[Stored items]

--------

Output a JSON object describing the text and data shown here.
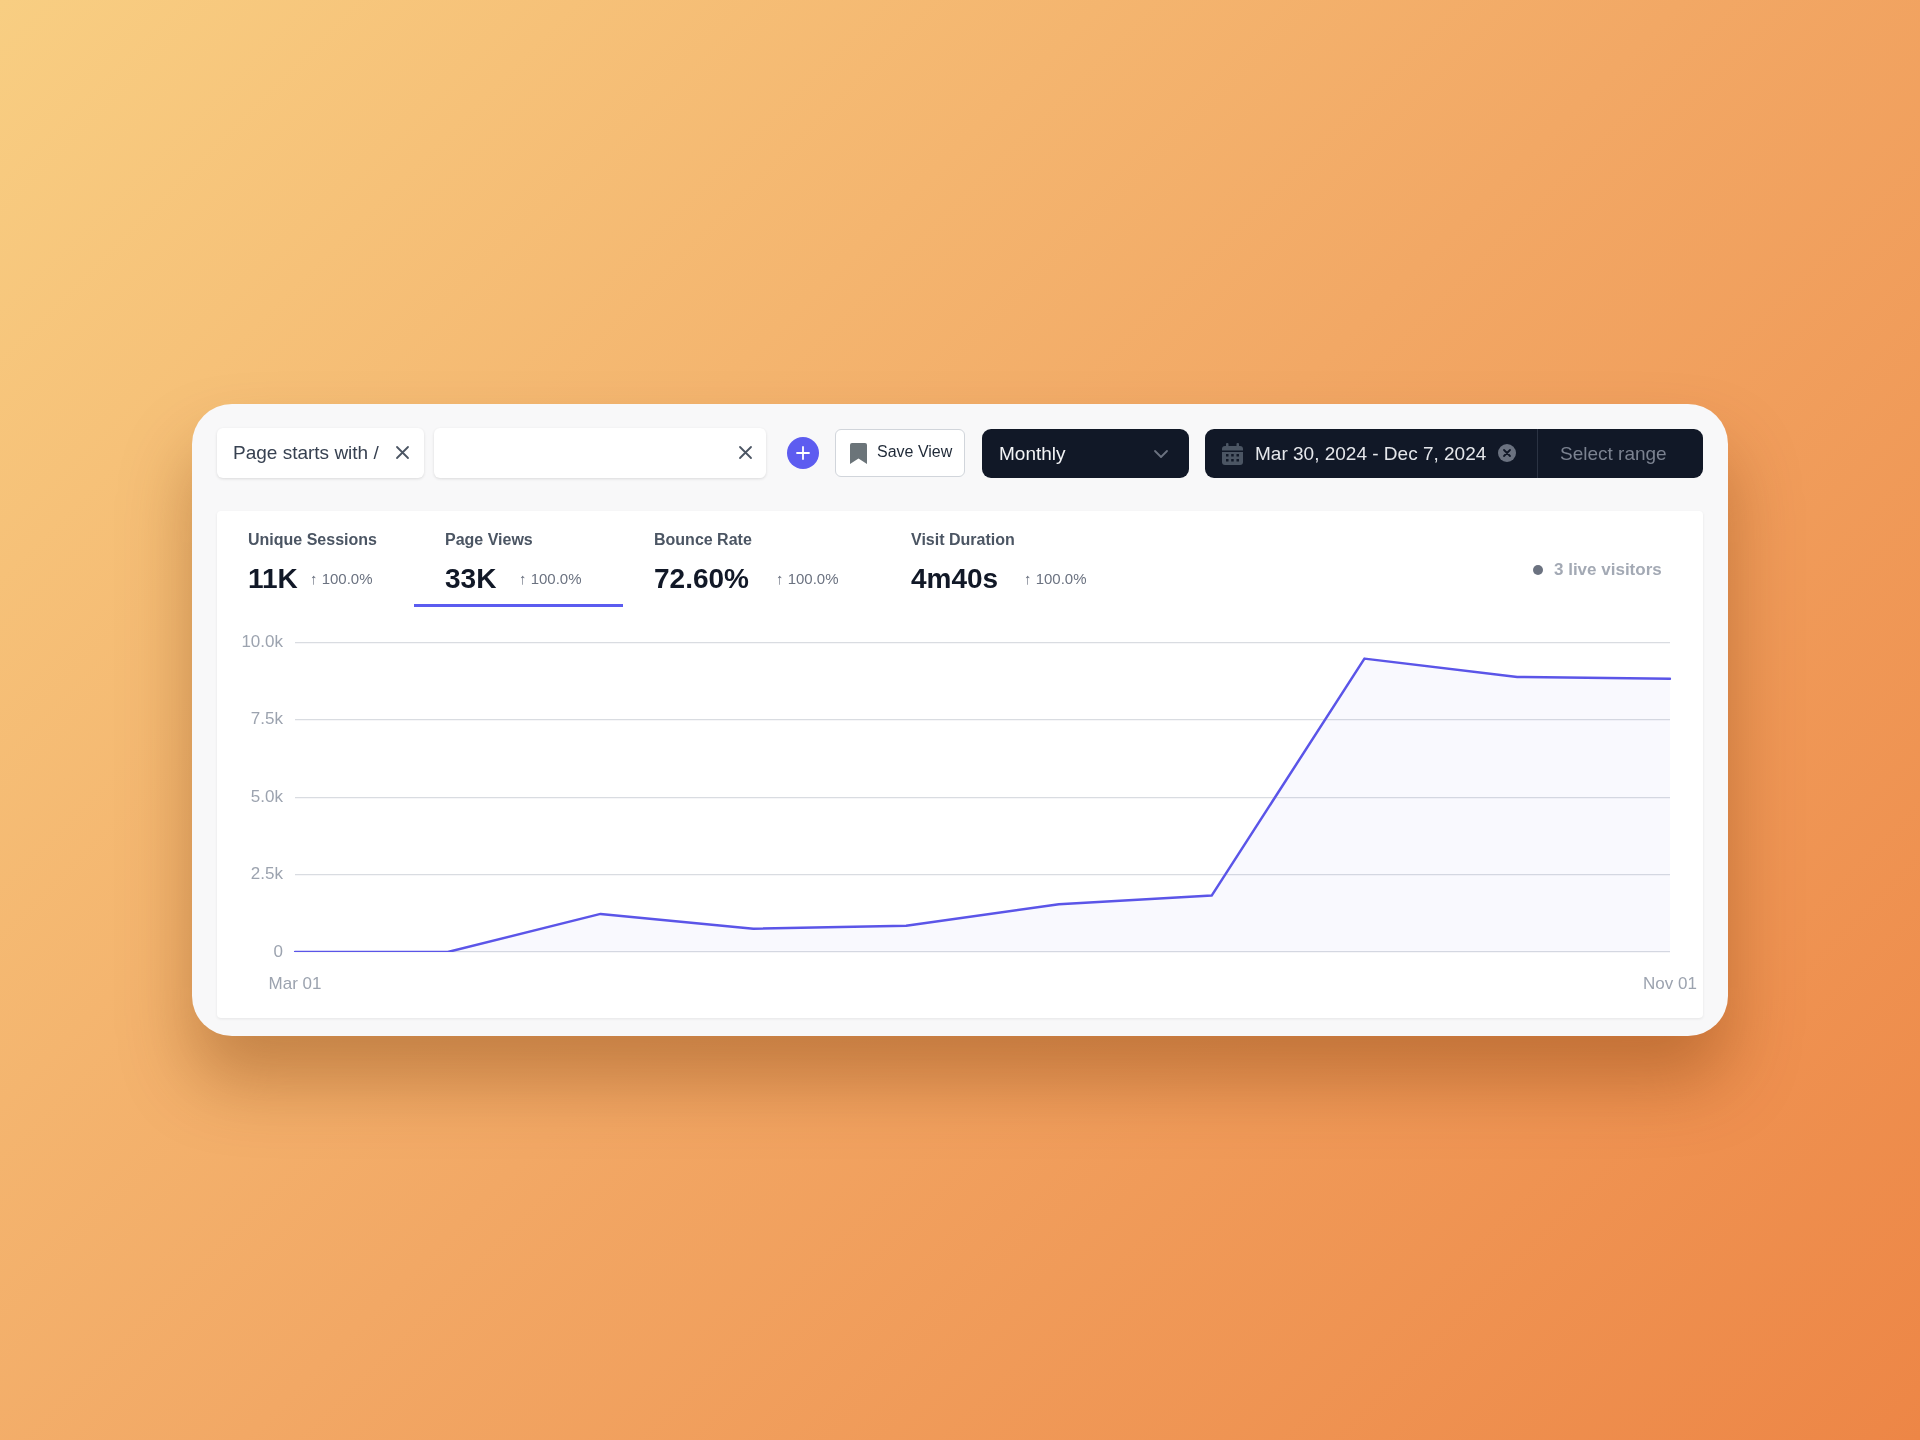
{
  "chart_data": {
    "type": "area",
    "categories": [
      "Mar 01",
      null,
      null,
      null,
      null,
      null,
      null,
      null,
      null,
      "Nov 01"
    ],
    "values": [
      0,
      0,
      1230,
      750,
      850,
      1540,
      1820,
      9470,
      8880,
      8820
    ],
    "color": "#5b55e8",
    "ylim": [
      0,
      10000
    ],
    "yticks": [
      0,
      {
        "value": 2500,
        "label": "2.5k"
      },
      {
        "value": 5000,
        "label": "5.0k"
      },
      {
        "value": 7500,
        "label": "7.5k"
      },
      {
        "value": 10000,
        "label": "10.0k"
      }
    ],
    "grid": "y",
    "marker": "none",
    "annotations": [
      "Page starts with /",
      "Save View",
      "Monthly",
      "Mar 30, 2024 - Dec 7, 2024",
      "Select range",
      "Unique Sessions",
      "11K",
      "↑ 100.0%",
      "Page Views",
      "33K",
      "↑ 100.0%",
      "Bounce Rate",
      "72.60%",
      "↑ 100.0%",
      "Visit Duration",
      "4m40s",
      "↑ 100.0%",
      "3 live visitors"
    ]
  }
}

--------

→ What to produce
Copy each line of the preceding data that contains the string "label".

→ Exercise result
        "label": "2.5k"
        "label": "5.0k"
        "label": "7.5k"
        "label": "10.0k"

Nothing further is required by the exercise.